-- Begin RECORD SET --

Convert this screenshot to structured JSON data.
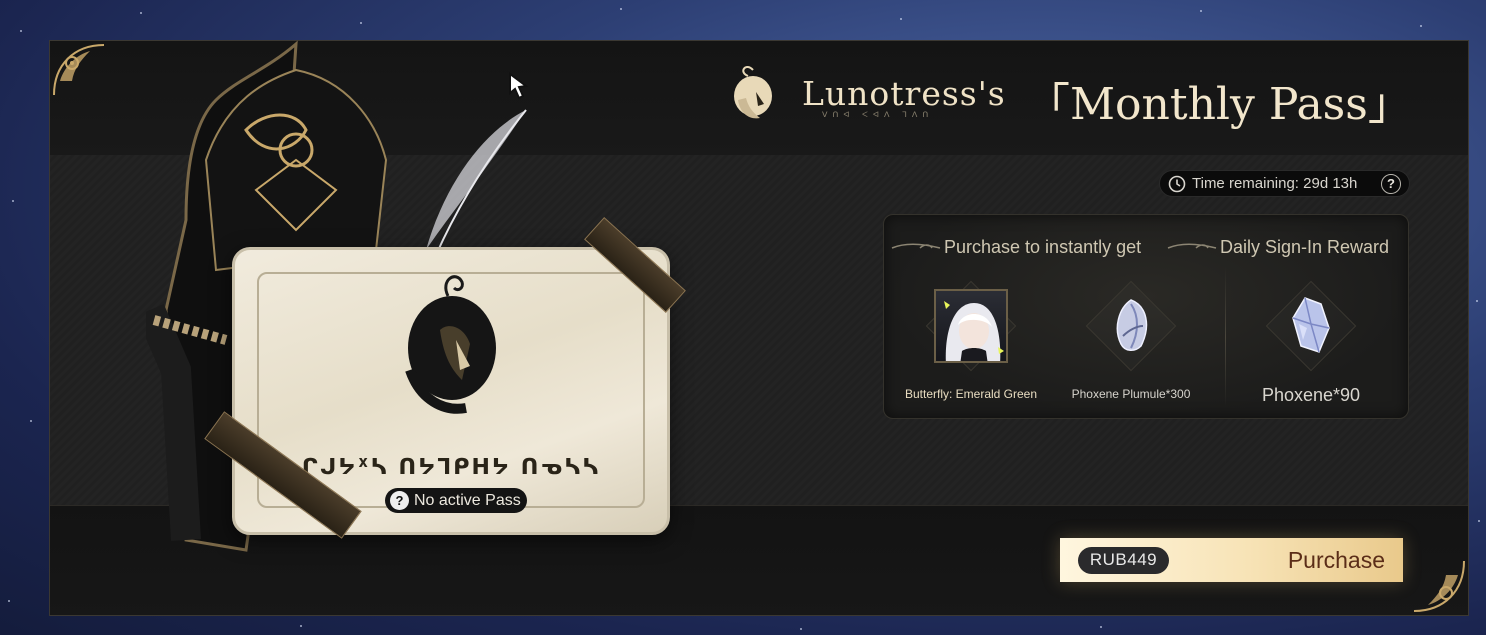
{
  "header": {
    "character_name": "Lunotress's",
    "name_runes": "ᐯᑎᐊ ᐸᐊᐱ ᒣᐱᑎ",
    "open_bracket": "「",
    "title": "Monthly Pass",
    "close_bracket": "」",
    "icon": "character-head-icon"
  },
  "timer": {
    "icon": "clock-icon",
    "text": "Time remaining: 29d 13h",
    "help_icon": "question-icon",
    "help_glyph": "?"
  },
  "rewards": {
    "instant_heading": "Purchase to instantly get",
    "daily_heading": "Daily Sign-In Reward",
    "instant_items": [
      {
        "label": "Butterfly: Emerald Green",
        "icon": "character-portrait-icon"
      },
      {
        "label": "Phoxene Plumule*300",
        "icon": "plumule-crystal-icon"
      }
    ],
    "daily_items": [
      {
        "label": "Phoxene*90",
        "icon": "phoxene-crystal-icon"
      }
    ]
  },
  "card": {
    "rune_title": "ᒋᒍᔭᕽᓴ ᑎᔭᒣᑭᕼᔭ ᑎᓀᓴᓴ",
    "status_icon": "question-icon",
    "status_glyph": "?",
    "status_text": "No active Pass"
  },
  "purchase": {
    "price": "RUB449",
    "label": "Purchase"
  },
  "colors": {
    "accent_gold": "#c9a86a",
    "title_text": "#f2e6cc",
    "purchase_text": "#5b2d18"
  }
}
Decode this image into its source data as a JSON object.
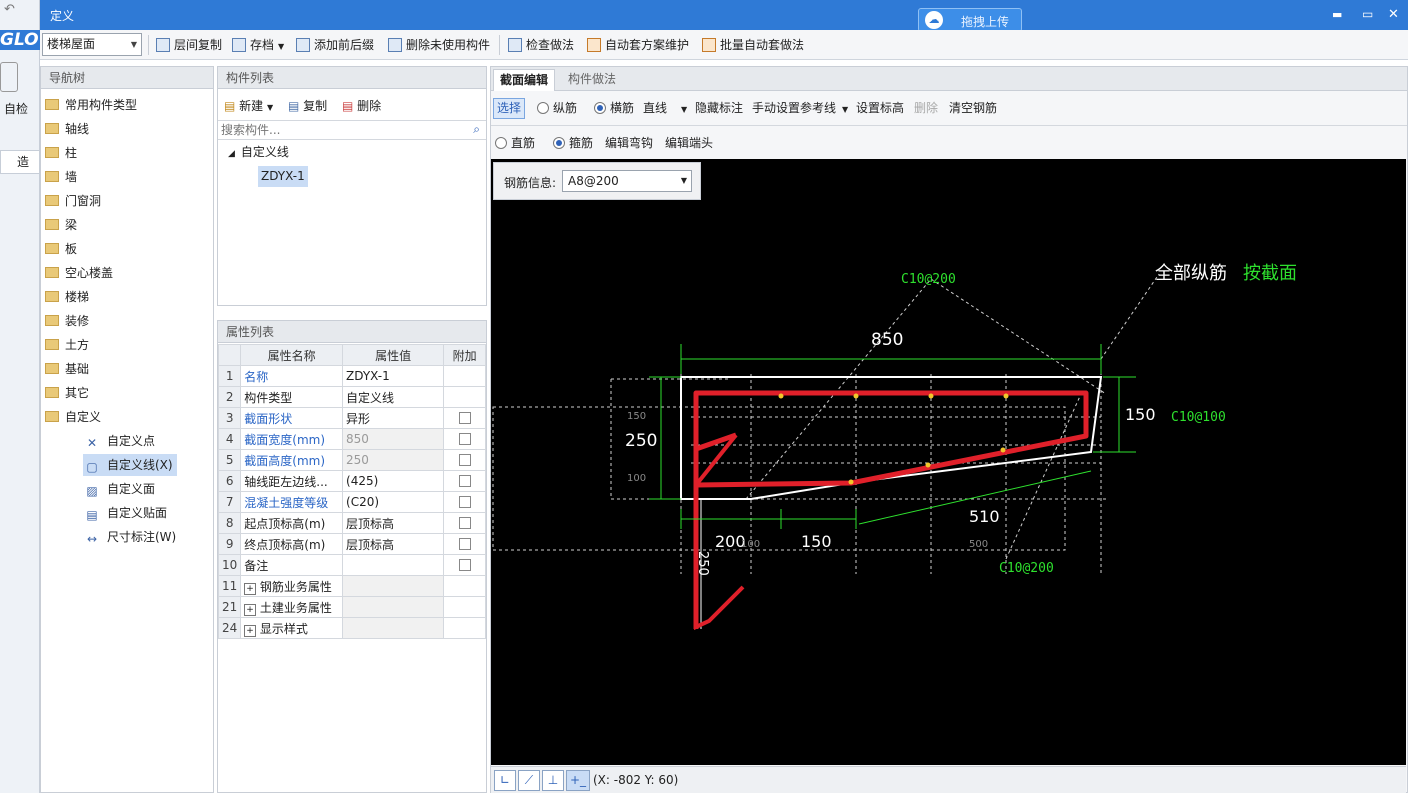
{
  "window": {
    "title": "定义",
    "upload_label": "拖拽上传",
    "min": "▬",
    "max": "▭",
    "close": "✕"
  },
  "left_strip": {
    "logo": "GLO",
    "check_label": "自检",
    "tab": "造价"
  },
  "toolbar": {
    "floor_select": "楼梯屋面",
    "items": [
      "层间复制",
      "存档",
      "添加前后缀",
      "删除未使用构件",
      "检查做法",
      "自动套方案维护",
      "批量自动套做法"
    ]
  },
  "nav_tree": {
    "header": "导航树",
    "items": [
      "常用构件类型",
      "轴线",
      "柱",
      "墙",
      "门窗洞",
      "梁",
      "板",
      "空心楼盖",
      "楼梯",
      "装修",
      "土方",
      "基础",
      "其它",
      "自定义"
    ],
    "sub_items": [
      "自定义点",
      "自定义线(X)",
      "自定义面",
      "自定义贴面",
      "尺寸标注(W)"
    ]
  },
  "component_list": {
    "header": "构件列表",
    "new_label": "新建",
    "copy_label": "复制",
    "delete_label": "删除",
    "search_placeholder": "搜索构件...",
    "group": "自定义线",
    "item": "ZDYX-1"
  },
  "properties": {
    "header": "属性列表",
    "col_name": "属性名称",
    "col_value": "属性值",
    "col_extra": "附加",
    "rows": [
      {
        "no": "1",
        "name": "名称",
        "value": "ZDYX-1"
      },
      {
        "no": "2",
        "name": "构件类型",
        "value": "自定义线"
      },
      {
        "no": "3",
        "name": "截面形状",
        "value": "异形"
      },
      {
        "no": "4",
        "name": "截面宽度(mm)",
        "value": "850"
      },
      {
        "no": "5",
        "name": "截面高度(mm)",
        "value": "250"
      },
      {
        "no": "6",
        "name": "轴线距左边线...",
        "value": "(425)"
      },
      {
        "no": "7",
        "name": "混凝土强度等级",
        "value": "(C20)"
      },
      {
        "no": "8",
        "name": "起点顶标高(m)",
        "value": "层顶标高"
      },
      {
        "no": "9",
        "name": "终点顶标高(m)",
        "value": "层顶标高"
      },
      {
        "no": "10",
        "name": "备注",
        "value": ""
      },
      {
        "no": "11",
        "name": "钢筋业务属性",
        "value": ""
      },
      {
        "no": "21",
        "name": "土建业务属性",
        "value": ""
      },
      {
        "no": "24",
        "name": "显示样式",
        "value": ""
      }
    ]
  },
  "editor": {
    "tabs": [
      "截面编辑",
      "构件做法"
    ],
    "row1": {
      "select": "选择",
      "longitudinal": "纵筋",
      "transverse": "横筋",
      "line_mode": "直线",
      "hide_label": "隐藏标注",
      "manual_ref": "手动设置参考线",
      "set_elev": "设置标高",
      "delete": "删除",
      "clear_rebar": "清空钢筋"
    },
    "row2": {
      "straight": "直筋",
      "stirrup": "箍筋",
      "edit_hook": "编辑弯钩",
      "edit_end": "编辑端头"
    },
    "rebar_info_label": "钢筋信息:",
    "rebar_info_value": "A8@200"
  },
  "drawing": {
    "all_long": "全部纵筋",
    "by_section": "按截面",
    "lbl_c10_200_top": "C10@200",
    "lbl_c10_100": "C10@100",
    "lbl_c10_200_bot": "C10@200",
    "dim_850": "850",
    "dim_250": "250",
    "dim_150_right": "150",
    "dim_510": "510",
    "dim_200": "200",
    "dim_150_bot": "150",
    "dim_250_v": "250",
    "small_150": "150",
    "small_100": "100",
    "small_100b": "100",
    "small_500": "500"
  },
  "statusbar": {
    "coords": "(X: -802 Y: 60)"
  },
  "colors": {
    "title_bar": "#2f7ad6",
    "canvas": "#000000",
    "rebar": "#e0202a",
    "dims": "#2ee02e"
  }
}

-- End RECORD SET --

**AIM:** Copy in full each line that holds the word "data".

**EXERCISE ANSWER:**
Convert this screenshot to structured JSON data.
Decode this image into its source data as a JSON object.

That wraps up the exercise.